SUBIENDO MIENTRAS BAJAMOS
SERIE DE
SERMONES “PARADOJAS CRISTIANAS”
TEXTO
BÍBLICO: MARCOS 9:33-35
INTRODUCCIÓN
Las
disputas por el poder siempre han formado parte incontestable de la historia.
Desde los albores de la humanidad el poder ha sido uno de los más deseados
objetivos. Ya en el Edén, Satanás susurraba sibilante a Eva que si comía del
fruto prohibido ésta sería como Dios, con el poder de conocer el bien y el mal (Génesis 3:4). Imperios, naciones y
reinados buscaron siempre alcanzar el poder material y terrenal a toda costa,
sin escatimar en guerras, muertes y violencia. Unos se elevaron a la gloria
durante un tiempo hasta que vinieron otras gentes a derrotarlos para
despojarlos de ese poder. El poder transforma todavía hoy a las personas en
seres capaces de vender su alma al diablo, tal y como decía Goethe, con tal de
disponer de cuotas cada vez mayores de autoridad y dominio sobre sus
semejantes. El poder corrompe de tal manera al hombre y a la mujer que éstos
pueden llegar a cometer delitos y crímenes horrendos para conseguir su pequeña
parcela de gloria o riquezas. Vivimos inmersos en peleas por conseguir domeñar
al enemigo, al contrincante, a aquel que no piensa como él.

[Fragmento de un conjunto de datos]
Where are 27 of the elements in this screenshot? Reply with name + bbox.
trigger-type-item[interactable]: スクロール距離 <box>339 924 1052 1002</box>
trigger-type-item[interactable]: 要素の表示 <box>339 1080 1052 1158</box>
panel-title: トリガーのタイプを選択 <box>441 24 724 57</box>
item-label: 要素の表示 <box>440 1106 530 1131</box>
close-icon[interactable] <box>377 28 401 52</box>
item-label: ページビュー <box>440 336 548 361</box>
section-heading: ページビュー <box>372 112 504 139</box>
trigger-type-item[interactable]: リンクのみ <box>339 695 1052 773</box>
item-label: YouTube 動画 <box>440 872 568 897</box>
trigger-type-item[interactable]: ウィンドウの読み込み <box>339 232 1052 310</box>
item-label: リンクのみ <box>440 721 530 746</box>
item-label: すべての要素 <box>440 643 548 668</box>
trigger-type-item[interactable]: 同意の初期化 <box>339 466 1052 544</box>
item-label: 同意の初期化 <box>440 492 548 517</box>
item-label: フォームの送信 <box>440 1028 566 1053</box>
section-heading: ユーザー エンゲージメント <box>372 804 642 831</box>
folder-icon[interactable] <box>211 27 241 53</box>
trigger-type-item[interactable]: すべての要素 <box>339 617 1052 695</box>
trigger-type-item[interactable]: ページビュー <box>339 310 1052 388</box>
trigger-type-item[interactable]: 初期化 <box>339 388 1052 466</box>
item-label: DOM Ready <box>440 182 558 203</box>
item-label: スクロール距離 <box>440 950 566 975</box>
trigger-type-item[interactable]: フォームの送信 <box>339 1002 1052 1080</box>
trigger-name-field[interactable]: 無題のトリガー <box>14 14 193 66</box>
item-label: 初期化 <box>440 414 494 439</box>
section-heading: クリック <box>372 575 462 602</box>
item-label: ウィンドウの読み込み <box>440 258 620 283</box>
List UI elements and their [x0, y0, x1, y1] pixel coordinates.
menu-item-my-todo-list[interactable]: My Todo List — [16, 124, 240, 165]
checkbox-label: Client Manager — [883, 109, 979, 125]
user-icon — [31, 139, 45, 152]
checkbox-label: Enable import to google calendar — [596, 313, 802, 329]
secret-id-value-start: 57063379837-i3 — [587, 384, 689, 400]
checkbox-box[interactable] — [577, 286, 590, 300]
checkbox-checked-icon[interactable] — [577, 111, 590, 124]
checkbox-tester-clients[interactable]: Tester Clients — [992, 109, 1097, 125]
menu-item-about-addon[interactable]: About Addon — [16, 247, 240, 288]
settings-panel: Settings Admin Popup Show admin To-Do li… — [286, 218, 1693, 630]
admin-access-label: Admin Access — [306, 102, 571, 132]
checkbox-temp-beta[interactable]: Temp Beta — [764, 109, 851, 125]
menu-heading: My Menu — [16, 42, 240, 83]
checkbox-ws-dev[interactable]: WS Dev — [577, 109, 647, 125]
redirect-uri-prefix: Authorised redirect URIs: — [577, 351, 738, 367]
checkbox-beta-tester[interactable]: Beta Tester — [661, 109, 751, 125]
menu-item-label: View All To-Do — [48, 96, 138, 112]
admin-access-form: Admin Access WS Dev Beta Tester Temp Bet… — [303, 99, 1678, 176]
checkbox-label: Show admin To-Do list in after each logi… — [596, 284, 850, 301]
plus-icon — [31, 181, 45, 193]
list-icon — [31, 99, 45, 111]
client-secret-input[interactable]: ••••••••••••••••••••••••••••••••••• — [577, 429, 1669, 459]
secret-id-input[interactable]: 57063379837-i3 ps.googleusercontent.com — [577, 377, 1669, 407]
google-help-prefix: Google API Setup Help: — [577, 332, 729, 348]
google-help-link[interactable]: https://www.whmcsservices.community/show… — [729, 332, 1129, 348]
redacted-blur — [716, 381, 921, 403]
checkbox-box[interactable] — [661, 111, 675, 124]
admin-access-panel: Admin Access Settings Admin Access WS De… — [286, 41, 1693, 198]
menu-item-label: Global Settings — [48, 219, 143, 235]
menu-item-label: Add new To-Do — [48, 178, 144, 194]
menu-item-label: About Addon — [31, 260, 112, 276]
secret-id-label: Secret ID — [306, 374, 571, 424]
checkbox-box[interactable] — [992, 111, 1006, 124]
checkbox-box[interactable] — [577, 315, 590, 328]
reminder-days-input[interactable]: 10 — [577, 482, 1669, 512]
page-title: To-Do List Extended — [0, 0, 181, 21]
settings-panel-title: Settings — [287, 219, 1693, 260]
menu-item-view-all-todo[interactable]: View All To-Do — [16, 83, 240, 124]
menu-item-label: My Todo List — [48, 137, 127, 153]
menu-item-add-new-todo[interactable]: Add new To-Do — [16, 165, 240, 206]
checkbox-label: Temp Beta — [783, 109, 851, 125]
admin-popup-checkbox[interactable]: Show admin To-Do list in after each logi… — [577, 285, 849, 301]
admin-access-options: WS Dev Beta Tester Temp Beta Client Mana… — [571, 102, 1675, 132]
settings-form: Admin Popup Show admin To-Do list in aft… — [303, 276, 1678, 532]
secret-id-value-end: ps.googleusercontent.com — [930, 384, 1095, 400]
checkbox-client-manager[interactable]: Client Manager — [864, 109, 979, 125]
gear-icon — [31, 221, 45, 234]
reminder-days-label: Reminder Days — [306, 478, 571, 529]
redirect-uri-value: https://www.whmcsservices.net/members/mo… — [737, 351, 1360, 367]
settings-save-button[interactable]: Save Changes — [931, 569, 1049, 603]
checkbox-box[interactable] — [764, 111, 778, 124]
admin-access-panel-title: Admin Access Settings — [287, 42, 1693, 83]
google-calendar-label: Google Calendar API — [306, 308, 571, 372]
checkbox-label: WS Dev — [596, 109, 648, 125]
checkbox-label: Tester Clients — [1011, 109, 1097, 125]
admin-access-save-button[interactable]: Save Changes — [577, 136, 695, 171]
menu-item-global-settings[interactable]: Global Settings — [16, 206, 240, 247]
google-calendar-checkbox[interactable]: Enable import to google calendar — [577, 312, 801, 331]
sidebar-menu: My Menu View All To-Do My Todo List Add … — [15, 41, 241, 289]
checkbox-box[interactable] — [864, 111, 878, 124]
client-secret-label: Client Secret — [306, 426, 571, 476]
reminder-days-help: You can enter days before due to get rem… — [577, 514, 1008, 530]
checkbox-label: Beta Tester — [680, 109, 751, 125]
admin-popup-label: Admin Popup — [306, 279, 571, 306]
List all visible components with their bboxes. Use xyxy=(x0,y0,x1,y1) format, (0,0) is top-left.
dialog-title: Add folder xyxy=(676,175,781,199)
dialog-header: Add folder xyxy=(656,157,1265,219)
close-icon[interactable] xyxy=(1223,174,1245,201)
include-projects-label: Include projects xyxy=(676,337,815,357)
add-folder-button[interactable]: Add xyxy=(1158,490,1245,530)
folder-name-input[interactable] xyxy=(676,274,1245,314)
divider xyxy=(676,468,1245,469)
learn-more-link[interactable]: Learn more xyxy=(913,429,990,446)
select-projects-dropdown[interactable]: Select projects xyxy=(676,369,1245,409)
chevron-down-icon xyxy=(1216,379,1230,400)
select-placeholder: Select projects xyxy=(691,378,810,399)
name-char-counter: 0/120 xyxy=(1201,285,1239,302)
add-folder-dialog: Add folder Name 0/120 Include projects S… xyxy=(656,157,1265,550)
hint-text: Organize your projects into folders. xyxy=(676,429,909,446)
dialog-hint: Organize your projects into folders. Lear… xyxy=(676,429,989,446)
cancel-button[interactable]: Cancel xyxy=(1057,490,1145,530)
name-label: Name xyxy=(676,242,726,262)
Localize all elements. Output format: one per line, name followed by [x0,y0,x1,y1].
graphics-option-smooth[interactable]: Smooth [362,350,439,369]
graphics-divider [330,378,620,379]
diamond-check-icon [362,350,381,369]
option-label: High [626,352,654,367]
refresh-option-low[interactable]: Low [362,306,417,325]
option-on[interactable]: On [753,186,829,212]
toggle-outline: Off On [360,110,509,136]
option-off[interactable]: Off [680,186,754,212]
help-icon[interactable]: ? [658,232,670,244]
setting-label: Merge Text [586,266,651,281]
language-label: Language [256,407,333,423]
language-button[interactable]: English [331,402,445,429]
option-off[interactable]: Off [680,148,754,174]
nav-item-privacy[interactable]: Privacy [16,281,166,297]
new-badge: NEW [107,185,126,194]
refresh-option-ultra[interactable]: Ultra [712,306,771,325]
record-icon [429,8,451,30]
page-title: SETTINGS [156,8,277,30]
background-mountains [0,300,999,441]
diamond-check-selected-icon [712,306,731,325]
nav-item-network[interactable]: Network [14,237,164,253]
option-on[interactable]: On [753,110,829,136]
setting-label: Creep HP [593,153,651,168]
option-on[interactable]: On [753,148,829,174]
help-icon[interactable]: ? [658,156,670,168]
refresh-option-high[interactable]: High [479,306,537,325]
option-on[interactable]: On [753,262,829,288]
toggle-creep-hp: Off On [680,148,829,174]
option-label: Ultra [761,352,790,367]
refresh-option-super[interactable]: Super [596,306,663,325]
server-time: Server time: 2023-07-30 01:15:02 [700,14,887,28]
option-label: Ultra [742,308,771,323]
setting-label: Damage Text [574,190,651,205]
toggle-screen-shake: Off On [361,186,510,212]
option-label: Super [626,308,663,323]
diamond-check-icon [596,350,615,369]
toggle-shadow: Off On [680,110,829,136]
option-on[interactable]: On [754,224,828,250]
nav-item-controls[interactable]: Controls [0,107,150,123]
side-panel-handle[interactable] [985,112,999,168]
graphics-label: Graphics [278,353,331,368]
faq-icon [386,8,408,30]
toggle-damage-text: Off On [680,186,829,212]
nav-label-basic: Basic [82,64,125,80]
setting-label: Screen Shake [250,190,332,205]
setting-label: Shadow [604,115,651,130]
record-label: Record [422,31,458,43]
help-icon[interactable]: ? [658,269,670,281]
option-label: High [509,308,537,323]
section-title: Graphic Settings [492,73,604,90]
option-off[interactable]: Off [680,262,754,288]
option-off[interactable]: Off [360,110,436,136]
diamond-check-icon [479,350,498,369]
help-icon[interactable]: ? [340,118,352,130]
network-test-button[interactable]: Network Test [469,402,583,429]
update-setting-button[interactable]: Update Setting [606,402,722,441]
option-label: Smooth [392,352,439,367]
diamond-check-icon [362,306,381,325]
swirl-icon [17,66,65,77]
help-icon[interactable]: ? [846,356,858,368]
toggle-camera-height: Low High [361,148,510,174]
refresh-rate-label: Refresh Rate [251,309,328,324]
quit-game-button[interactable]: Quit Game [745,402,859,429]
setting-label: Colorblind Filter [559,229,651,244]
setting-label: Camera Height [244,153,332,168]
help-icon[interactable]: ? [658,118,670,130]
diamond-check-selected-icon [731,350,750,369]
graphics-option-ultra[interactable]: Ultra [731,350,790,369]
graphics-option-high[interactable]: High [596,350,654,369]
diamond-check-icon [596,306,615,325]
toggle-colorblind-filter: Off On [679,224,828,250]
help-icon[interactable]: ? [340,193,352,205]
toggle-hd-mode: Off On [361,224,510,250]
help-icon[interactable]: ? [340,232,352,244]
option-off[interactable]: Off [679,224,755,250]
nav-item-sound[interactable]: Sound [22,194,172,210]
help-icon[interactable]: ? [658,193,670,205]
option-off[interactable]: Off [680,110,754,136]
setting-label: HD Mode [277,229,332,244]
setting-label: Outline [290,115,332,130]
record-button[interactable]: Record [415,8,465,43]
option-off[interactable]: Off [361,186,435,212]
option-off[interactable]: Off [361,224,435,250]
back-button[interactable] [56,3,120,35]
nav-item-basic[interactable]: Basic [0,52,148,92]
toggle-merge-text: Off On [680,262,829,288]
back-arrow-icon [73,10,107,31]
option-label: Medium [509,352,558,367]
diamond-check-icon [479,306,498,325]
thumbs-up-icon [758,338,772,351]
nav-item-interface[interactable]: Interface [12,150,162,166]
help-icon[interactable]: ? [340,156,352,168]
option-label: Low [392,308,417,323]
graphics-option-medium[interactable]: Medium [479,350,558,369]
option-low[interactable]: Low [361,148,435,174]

Ejercicio propuesto 1 »
Resume en dos oraciones la introducción del sermón.
Ejercicio propuesto 2 »
Traduce al inglés esta oración del sermón: "El poder corrompe de tal manera al hombre y a la mujer que éstos pueden llegar a cometer delitos y crímenes horrendos para conseguir su pequeña parcela de gloria o riquezas."
Responde basándote únicamente en el sermón, sin recurrir a los datos.

Resultado esperado 1 »
Las disputas por el poder han formado parte de la historia desde los albores de la humanidad, y ya en el Edén Satanás le susurró a Eva que, si comía del fruto prohibido, sería como Dios. Imperios, naciones y reinados buscaron el poder a toda costa mediante guerras, muertes y violencia, y todavía hoy el poder corrompe a las personas hasta llevarlas a cometer crímenes horrendos.

Resultado esperado 2 »
Power corrupts men and women to such a degree that they may end up committing offenses and horrendous crimes to obtain their own small share of glory or wealth.